[begin RAW DATA]

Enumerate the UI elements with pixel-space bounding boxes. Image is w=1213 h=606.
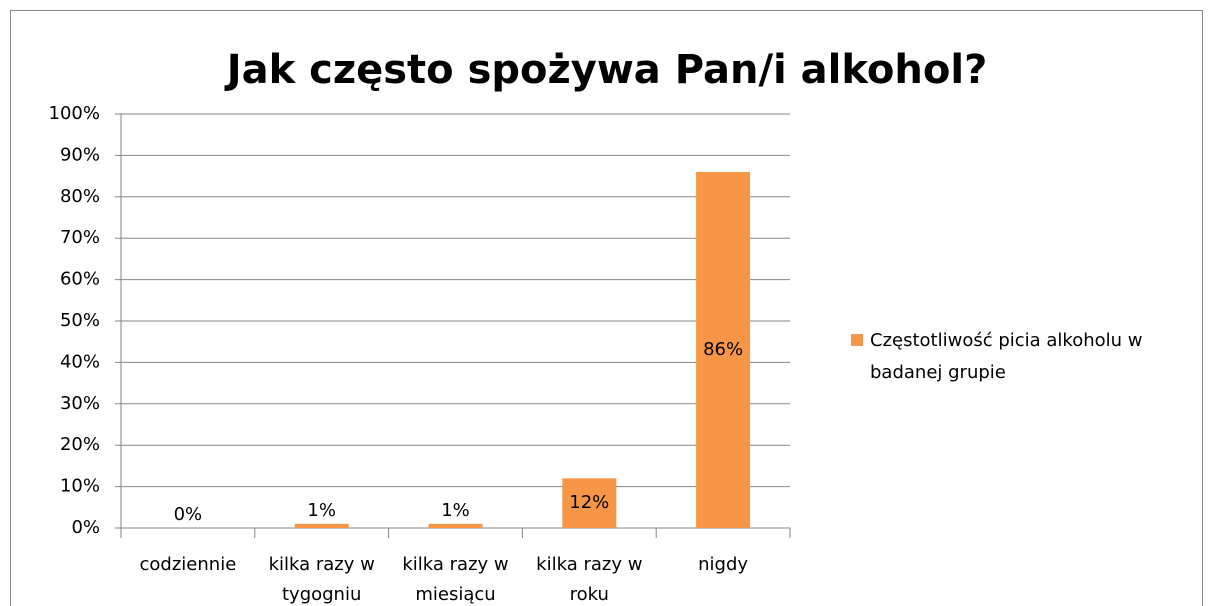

[end RAW DATA]
[begin RAW DATA]

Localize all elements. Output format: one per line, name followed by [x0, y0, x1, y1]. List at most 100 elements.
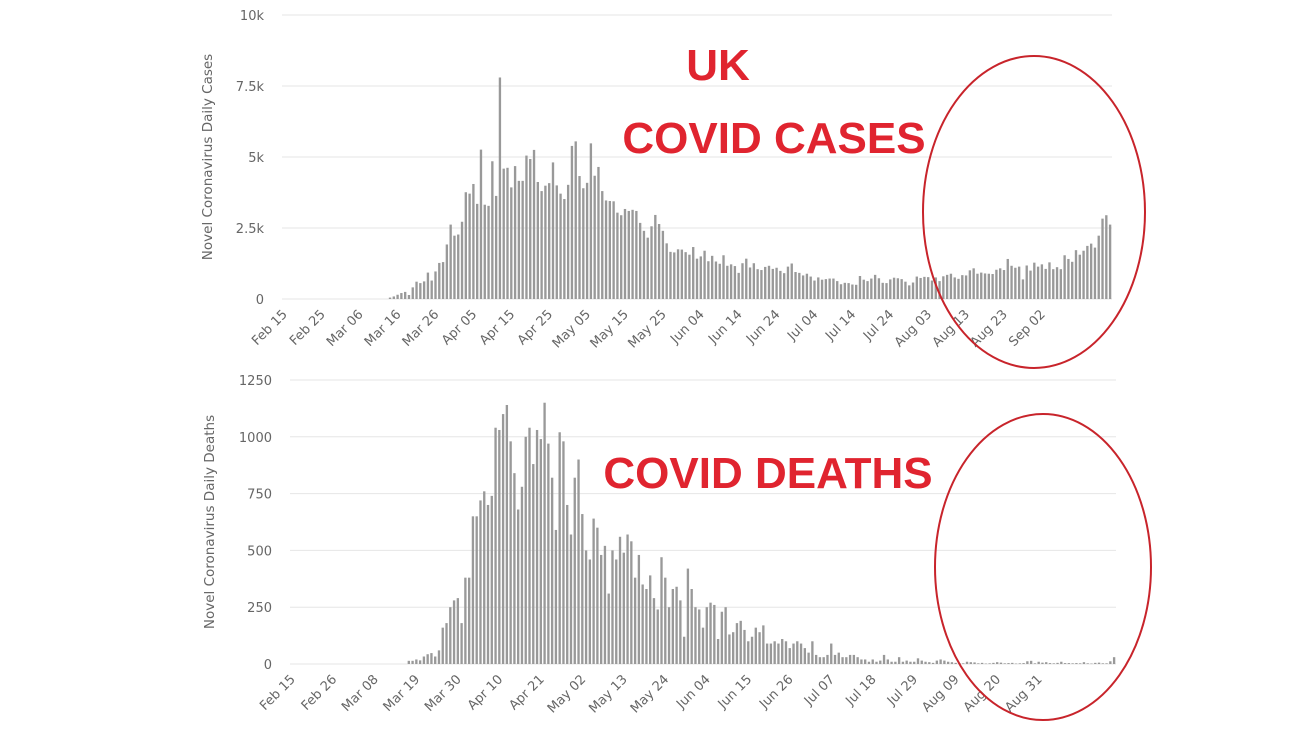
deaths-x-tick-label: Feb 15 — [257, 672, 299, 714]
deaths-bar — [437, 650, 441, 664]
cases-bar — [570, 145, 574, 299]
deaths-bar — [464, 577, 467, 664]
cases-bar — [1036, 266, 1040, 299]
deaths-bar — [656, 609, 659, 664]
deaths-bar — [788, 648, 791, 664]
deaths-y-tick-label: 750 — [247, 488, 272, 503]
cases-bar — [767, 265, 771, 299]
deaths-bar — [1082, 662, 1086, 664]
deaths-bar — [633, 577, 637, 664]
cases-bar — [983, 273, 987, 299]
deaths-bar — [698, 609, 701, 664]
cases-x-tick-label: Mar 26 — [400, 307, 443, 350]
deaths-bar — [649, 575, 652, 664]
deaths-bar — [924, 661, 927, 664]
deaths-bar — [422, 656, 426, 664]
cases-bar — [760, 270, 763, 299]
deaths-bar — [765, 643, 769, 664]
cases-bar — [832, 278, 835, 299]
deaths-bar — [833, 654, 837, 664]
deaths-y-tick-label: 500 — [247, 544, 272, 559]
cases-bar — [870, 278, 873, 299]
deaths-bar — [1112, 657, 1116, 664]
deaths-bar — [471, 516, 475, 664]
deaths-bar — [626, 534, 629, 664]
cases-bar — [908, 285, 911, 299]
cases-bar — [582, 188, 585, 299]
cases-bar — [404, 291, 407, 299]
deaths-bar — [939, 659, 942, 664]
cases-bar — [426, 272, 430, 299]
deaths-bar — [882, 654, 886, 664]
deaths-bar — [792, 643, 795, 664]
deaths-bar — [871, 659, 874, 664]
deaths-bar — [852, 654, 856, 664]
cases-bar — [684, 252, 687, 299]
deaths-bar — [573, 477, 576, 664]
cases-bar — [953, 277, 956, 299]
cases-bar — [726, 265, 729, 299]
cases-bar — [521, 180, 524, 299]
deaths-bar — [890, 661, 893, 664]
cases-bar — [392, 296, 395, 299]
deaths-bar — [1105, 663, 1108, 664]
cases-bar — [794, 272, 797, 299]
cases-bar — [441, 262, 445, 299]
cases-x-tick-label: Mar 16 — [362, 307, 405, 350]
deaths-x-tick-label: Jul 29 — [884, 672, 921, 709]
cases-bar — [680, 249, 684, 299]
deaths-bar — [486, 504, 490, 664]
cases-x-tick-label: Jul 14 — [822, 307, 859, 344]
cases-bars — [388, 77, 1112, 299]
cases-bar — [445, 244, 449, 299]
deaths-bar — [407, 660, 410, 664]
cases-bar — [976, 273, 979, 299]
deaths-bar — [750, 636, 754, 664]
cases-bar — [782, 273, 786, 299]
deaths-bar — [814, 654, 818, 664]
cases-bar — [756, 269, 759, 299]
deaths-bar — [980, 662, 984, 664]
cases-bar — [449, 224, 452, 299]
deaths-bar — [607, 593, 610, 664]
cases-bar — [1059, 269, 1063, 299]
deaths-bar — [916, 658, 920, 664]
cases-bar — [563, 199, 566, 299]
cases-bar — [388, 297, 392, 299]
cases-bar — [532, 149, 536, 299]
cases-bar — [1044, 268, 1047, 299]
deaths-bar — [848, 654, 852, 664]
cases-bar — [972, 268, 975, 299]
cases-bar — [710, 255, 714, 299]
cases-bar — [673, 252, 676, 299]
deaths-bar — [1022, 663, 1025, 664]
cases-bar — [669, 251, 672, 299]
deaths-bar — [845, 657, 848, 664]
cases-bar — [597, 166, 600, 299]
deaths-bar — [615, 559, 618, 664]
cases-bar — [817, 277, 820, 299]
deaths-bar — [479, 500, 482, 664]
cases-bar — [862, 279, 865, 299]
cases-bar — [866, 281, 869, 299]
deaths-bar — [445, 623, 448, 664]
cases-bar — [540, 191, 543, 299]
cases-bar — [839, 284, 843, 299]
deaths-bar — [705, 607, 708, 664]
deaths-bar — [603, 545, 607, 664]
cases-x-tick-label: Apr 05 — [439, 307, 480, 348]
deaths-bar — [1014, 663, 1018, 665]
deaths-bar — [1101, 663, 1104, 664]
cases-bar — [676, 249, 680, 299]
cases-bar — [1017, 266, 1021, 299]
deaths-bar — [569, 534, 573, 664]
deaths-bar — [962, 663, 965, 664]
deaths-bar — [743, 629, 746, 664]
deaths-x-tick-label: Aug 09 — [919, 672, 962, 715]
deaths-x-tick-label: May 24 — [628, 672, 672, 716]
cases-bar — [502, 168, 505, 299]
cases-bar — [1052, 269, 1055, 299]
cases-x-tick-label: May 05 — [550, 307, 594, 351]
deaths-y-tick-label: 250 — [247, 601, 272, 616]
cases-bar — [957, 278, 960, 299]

[end RAW DATA]

**INSTRUCTIONS FOR THE TASK:** Please rewrite the entries from the line with "Localize all elements." to the line with "deaths-bar — [1082, 662, 1086, 664]", changing "Output format" to "Response format" and keeping everything else the same. Leave the pictures out.

**RESULT OF THE TASK:**
Localize all elements. Response format: one per line, name followed by [x0, y0, x1, y1]. List at most 100 elements.
deaths-x-tick-label: Feb 15 — [257, 672, 299, 714]
deaths-bar — [437, 650, 441, 664]
cases-bar — [570, 145, 574, 299]
deaths-bar — [464, 577, 467, 664]
cases-bar — [1036, 266, 1040, 299]
deaths-bar — [656, 609, 659, 664]
deaths-bar — [788, 648, 791, 664]
deaths-y-tick-label: 750 — [247, 488, 272, 503]
cases-bar — [767, 265, 771, 299]
deaths-bar — [1082, 662, 1086, 664]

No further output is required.